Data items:
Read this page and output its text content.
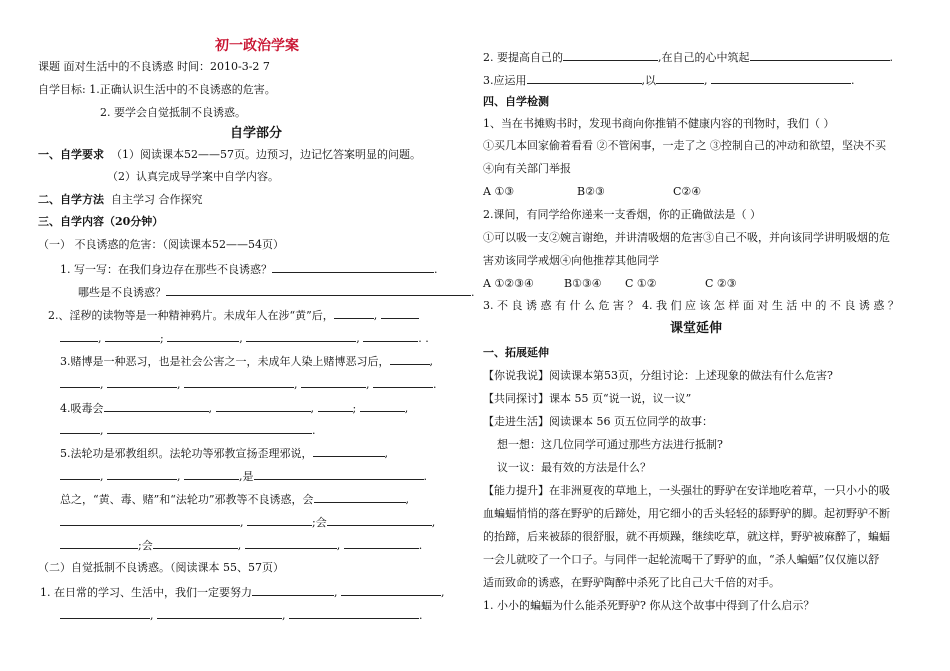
初一政治学案
课题 面对生活中的不良诱惑 时间：2010-3-2 7
自学目标: 1.正确认识生活中的不良诱惑的危害。
2. 要学会自觉抵制不良诱惑。
自学部分
一、自学要求 （1）阅读课本52——57页。边预习，边记忆答案明显的问题。
（2）认真完成导学案中自学内容。
二、自学方法 自主学习 合作探究
三、自学内容（20分钟）
（一） 不良诱惑的危害：（阅读课本52——54页）
1. 写一写：在我们身边存在那些不良诱惑？	.
哪些是不良诱惑？	.
2.、淫秽的读物等是一种精神鸦片。未成年人在涉“黄”后，	,
,	;	,	,	. .
3.赌博是一种恶习，也是社会公害之一，未成年人染上赌博恶习后，	,
,	,	,	,	.
4.吸毒会	,	,	;	,
,	.
5.法轮功是邪教组织。法轮功等邪教宣扬歪理邪说，	,
,	,	,是	.
总之，“黄、毒、赌”和“法轮功”邪教等不良诱惑，会	,
,	;会	,
;会	,	,	.
（二）自觉抵制不良诱惑。（阅读课本 55、57页）
1. 在日常的学习、生活中，我们一定要努力	,	,
,	,	.
2. 要提高自己的	,在自己的心中筑起	.
3.应运用	,以	,	.
四、自学检测
1、当在书摊购书时，发现书商向你推销不健康内容的刊物时，我们（ ）
①买几本回家偷着看看 ②不管闲事，一走了之 ③控制自己的冲动和欲望，坚决不买
④向有关部门举报
A ①③	B②③	C②④
2.课间，有同学给你递来一支香烟，你的正确做法是（ ）
①可以吸一支②婉言谢绝，并讲清吸烟的危害③自己不吸，并向该同学讲明吸烟的危
害劝该同学戒烟④向他推荐其他同学
A ①②③④	B①③④ C ①②	C ②③
3. 不 良 诱 惑 有 什 么 危 害 ？ 4. 我 们 应 该 怎 样 面 对 生 活 中 的 不 良 诱 惑 ？
课堂延伸
一、拓展延伸
【你说我说】阅读课本第53页，分组讨论：上述现象的做法有什么危害?
【共同探讨】课本 55 页“说一说，议一议”
【走进生活】阅读课本 56 页五位同学的故事：
想一想：这几位同学可通过那些方法进行抵制?
议一议：最有效的方法是什么？
【能力提升】在非洲夏夜的草地上，一头强壮的野驴在安详地吃着草，一只小小的吸
血蝙蝠悄悄的落在野驴的后蹄处，用它细小的舌头轻轻的舔野驴的脚。起初野驴不断
的抬蹄，后来被舔的很舒服，就不再烦躁，继续吃草，就这样，野驴被麻醉了，蝙蝠
一会儿就咬了一个口子。与同伴一起轮流喝干了野驴的血，“杀人蝙蝠”仅仅施以舒
适而致命的诱惑，在野驴陶醉中杀死了比自己大千倍的对手。
1. 小小的蝙蝠为什么能杀死野驴? 你从这个故事中得到了什么启示？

WHAT YOU WILL DO>
Reproduce all the entries that precede this task, word for word, minus any pictures.

EXERCISE RESPONSE>
Read this page and output its text content.
初一政治学案
课题 面对生活中的不良诱惑 时间：2010-3-2 7
自学目标: 1.正确认识生活中的不良诱惑的危害。
2. 要学会自觉抵制不良诱惑。
自学部分
一、自学要求 （1）阅读课本52——57页。边预习，边记忆答案明显的问题。
（2）认真完成导学案中自学内容。
二、自学方法 自主学习 合作探究
三、自学内容（20分钟）
（一） 不良诱惑的危害：（阅读课本52——54页）
1. 写一写：在我们身边存在那些不良诱惑？	.
哪些是不良诱惑？	.
2.、淫秽的读物等是一种精神鸦片。未成年人在涉“黄”后，	,
,	;	,	,	. .
3.赌博是一种恶习，也是社会公害之一，未成年人染上赌博恶习后，	,
,	,	,	,	.
4.吸毒会	,	,	;	,
,	.
5.法轮功是邪教组织。法轮功等邪教宣扬歪理邪说，	,
,	,	,是	.
总之，“黄、毒、赌”和“法轮功”邪教等不良诱惑，会	,
,	;会	,
;会	,	,	.
（二）自觉抵制不良诱惑。（阅读课本 55、57页）
1. 在日常的学习、生活中，我们一定要努力	,	,
,	,	.
2. 要提高自己的	,在自己的心中筑起	.
3.应运用	,以	,	.
四、自学检测
1、当在书摊购书时，发现书商向你推销不健康内容的刊物时，我们（ ）
①买几本回家偷着看看 ②不管闲事，一走了之 ③控制自己的冲动和欲望，坚决不买
④向有关部门举报
A ①③	B②③	C②④
2.课间，有同学给你递来一支香烟，你的正确做法是（ ）
①可以吸一支②婉言谢绝，并讲清吸烟的危害③自己不吸，并向该同学讲明吸烟的危
害劝该同学戒烟④向他推荐其他同学
A ①②③④	B①③④ C ①②	C ②③
3. 不 良 诱 惑 有 什 么 危 害 ？ 4. 我 们 应 该 怎 样 面 对 生 活 中 的 不 良 诱 惑 ？
课堂延伸
一、拓展延伸
【你说我说】阅读课本第53页，分组讨论：上述现象的做法有什么危害?
【共同探讨】课本 55 页“说一说，议一议”
【走进生活】阅读课本 56 页五位同学的故事：
想一想：这几位同学可通过那些方法进行抵制?
议一议：最有效的方法是什么？
【能力提升】在非洲夏夜的草地上，一头强壮的野驴在安详地吃着草，一只小小的吸
血蝙蝠悄悄的落在野驴的后蹄处，用它细小的舌头轻轻的舔野驴的脚。起初野驴不断
的抬蹄，后来被舔的很舒服，就不再烦躁，继续吃草，就这样，野驴被麻醉了，蝙蝠
一会儿就咬了一个口子。与同伴一起轮流喝干了野驴的血，“杀人蝙蝠”仅仅施以舒
适而致命的诱惑，在野驴陶醉中杀死了比自己大千倍的对手。
1. 小小的蝙蝠为什么能杀死野驴? 你从这个故事中得到了什么启示？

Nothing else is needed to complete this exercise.